Directions for this task | Copy each line below exactly and leave the pictures out.

Task input |

..............................

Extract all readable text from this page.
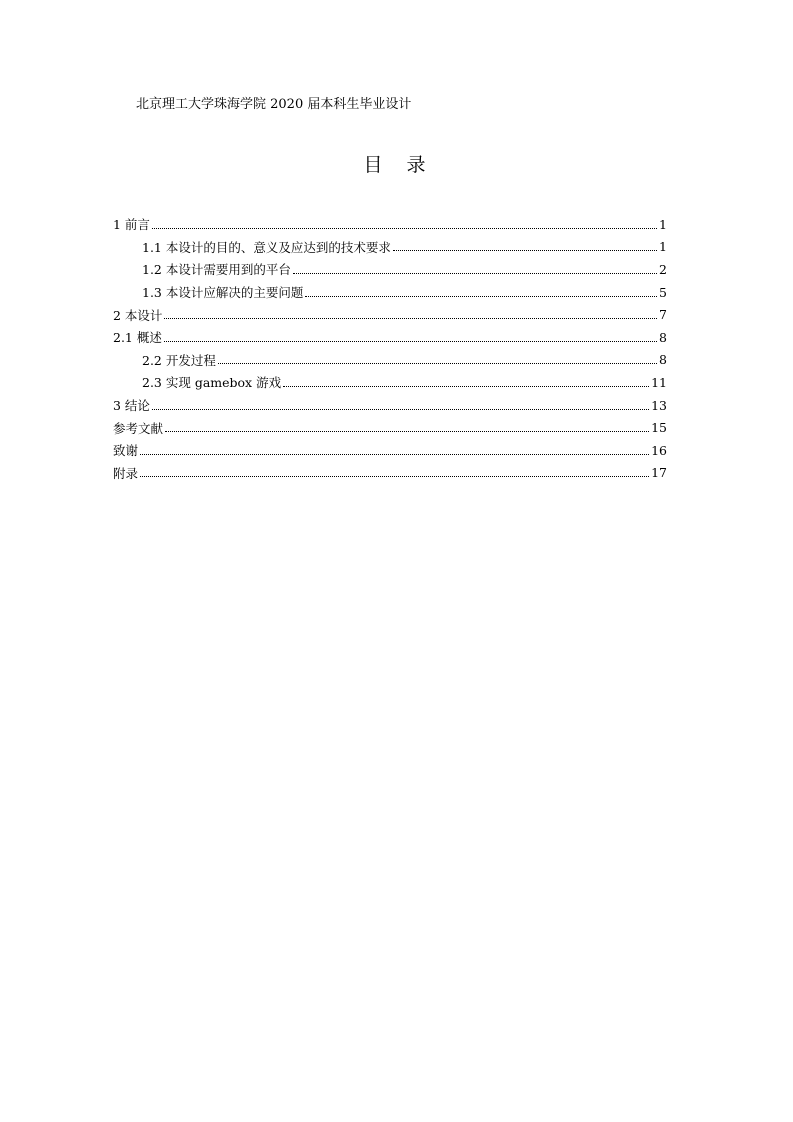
北京理工大学珠海学院 2020 届本科生毕业设计
目  录
1 前言	1
1.1 本设计的目的、意义及应达到的技术要求	1
1.2 本设计需要用到的平台	2
1.3 本设计应解决的主要问题	5
2 本设计	7
2.1 概述	8
2.2 开发过程	8
2.3 实现 gamebox 游戏	11
3 结论	13
参考文献	15
致谢	16
附录	17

..............................

Answer to the task |
Extract all readable text from this page.
北京理工大学珠海学院 2020 届本科生毕业设计
目  录
1 前言	1
1.1 本设计的目的、意义及应达到的技术要求	1
1.2 本设计需要用到的平台	2
1.3 本设计应解决的主要问题	5
2 本设计	7
2.1 概述	8
2.2 开发过程	8
2.3 实现 gamebox 游戏	11
3 结论	13
参考文献	15
致谢	16
附录	17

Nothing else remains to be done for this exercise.